Extracted records:

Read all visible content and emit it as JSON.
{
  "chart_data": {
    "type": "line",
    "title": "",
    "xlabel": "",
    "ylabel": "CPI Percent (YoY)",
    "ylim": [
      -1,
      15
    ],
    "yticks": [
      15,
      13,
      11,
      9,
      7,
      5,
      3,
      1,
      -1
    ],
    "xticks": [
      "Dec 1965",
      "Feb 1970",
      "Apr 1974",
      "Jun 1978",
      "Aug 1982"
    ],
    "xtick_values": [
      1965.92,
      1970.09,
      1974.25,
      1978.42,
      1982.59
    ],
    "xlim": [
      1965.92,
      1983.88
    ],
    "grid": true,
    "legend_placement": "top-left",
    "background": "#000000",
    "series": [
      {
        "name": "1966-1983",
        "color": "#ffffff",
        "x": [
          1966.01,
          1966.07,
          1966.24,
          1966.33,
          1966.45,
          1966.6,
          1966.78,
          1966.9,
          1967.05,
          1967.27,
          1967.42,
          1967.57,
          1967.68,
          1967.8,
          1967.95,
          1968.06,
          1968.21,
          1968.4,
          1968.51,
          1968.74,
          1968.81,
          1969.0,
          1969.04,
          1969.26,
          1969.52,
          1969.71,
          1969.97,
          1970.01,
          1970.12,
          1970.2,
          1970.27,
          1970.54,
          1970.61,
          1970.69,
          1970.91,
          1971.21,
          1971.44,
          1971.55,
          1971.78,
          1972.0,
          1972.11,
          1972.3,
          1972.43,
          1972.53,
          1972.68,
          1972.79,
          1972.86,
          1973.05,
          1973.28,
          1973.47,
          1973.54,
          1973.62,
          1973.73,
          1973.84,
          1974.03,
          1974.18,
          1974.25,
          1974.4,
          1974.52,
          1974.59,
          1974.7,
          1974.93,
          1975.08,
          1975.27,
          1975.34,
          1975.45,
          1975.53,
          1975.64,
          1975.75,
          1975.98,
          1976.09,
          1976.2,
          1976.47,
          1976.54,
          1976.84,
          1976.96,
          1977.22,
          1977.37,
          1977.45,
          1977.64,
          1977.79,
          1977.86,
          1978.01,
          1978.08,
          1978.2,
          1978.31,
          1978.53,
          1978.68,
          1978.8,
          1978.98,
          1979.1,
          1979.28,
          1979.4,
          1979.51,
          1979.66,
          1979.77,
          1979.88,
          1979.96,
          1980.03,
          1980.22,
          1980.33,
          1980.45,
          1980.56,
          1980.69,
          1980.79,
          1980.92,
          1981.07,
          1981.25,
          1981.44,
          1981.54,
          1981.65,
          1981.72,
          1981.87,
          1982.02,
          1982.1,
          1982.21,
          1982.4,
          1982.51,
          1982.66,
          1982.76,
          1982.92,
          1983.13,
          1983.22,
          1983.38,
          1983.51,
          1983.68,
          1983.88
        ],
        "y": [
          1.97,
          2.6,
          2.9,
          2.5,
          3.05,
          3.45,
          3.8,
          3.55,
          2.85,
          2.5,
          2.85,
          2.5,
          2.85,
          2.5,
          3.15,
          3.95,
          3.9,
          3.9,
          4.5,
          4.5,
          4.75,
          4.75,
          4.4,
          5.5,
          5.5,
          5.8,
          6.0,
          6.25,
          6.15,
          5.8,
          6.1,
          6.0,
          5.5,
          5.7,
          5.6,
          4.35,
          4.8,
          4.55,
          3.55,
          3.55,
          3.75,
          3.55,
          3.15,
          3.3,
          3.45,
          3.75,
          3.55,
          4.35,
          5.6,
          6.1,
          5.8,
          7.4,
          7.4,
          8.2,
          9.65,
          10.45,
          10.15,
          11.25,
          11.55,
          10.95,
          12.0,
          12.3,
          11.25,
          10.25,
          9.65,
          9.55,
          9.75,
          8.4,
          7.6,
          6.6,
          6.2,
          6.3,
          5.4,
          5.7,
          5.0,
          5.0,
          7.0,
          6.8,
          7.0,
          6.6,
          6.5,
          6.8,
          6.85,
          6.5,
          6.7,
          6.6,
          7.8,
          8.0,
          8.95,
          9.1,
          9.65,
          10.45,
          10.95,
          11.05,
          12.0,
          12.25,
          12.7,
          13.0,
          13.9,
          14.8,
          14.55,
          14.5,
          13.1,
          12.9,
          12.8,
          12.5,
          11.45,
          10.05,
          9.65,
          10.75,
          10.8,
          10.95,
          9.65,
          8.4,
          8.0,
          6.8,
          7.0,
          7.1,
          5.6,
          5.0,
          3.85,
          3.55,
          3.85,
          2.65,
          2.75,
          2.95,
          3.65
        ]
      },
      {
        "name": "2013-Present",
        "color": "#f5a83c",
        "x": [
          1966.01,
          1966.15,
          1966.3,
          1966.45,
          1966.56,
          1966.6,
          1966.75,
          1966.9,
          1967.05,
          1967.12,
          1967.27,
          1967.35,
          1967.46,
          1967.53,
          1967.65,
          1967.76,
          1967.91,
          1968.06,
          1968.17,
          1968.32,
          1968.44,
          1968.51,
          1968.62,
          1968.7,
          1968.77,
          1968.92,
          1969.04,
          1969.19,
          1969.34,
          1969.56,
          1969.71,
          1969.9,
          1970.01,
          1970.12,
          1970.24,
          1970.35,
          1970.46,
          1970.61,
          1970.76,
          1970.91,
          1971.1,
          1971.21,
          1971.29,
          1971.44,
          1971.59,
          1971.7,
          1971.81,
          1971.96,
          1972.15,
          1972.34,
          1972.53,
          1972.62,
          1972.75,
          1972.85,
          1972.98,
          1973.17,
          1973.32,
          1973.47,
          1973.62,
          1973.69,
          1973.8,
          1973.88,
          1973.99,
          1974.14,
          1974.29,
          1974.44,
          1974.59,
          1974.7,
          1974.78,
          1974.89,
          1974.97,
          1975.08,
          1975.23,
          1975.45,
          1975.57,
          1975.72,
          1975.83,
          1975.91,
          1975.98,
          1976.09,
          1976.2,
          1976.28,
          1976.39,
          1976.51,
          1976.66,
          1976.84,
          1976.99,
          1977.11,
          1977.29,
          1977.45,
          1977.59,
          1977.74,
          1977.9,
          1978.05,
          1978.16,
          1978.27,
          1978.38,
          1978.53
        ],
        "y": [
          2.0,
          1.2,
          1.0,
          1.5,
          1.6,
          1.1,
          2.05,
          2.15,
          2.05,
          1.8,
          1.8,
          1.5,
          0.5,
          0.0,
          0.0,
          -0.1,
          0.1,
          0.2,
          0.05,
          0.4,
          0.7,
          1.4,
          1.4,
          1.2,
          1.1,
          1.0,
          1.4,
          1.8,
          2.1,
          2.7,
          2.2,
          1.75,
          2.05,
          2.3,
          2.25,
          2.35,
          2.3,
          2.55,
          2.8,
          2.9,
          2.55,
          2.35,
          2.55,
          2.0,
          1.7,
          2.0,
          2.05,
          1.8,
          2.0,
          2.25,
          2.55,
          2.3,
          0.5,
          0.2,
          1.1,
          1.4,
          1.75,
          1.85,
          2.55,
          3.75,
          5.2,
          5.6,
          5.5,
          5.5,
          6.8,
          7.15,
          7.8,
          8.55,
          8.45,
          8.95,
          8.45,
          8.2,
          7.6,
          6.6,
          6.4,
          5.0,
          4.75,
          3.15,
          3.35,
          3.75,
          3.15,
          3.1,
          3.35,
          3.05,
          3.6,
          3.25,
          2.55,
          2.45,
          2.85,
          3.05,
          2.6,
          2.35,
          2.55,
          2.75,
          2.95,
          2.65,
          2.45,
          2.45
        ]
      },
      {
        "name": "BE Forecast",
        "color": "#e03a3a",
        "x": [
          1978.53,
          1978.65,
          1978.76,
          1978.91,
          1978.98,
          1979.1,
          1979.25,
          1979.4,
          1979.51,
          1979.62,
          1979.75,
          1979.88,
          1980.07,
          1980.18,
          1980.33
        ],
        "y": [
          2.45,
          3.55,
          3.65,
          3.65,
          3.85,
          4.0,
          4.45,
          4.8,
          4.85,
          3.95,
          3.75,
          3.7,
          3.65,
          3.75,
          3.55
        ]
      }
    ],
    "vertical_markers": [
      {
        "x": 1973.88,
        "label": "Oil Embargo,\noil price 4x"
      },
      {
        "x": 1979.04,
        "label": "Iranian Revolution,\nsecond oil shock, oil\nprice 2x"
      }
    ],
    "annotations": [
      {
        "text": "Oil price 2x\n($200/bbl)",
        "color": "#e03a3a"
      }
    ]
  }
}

Exercise details:
Find "color". Copy every line it occurs in.

Complete answer:
        "color": "#ffffff",
        "color": "#f5a83c",
        "color": "#e03a3a",
        "color": "#e03a3a"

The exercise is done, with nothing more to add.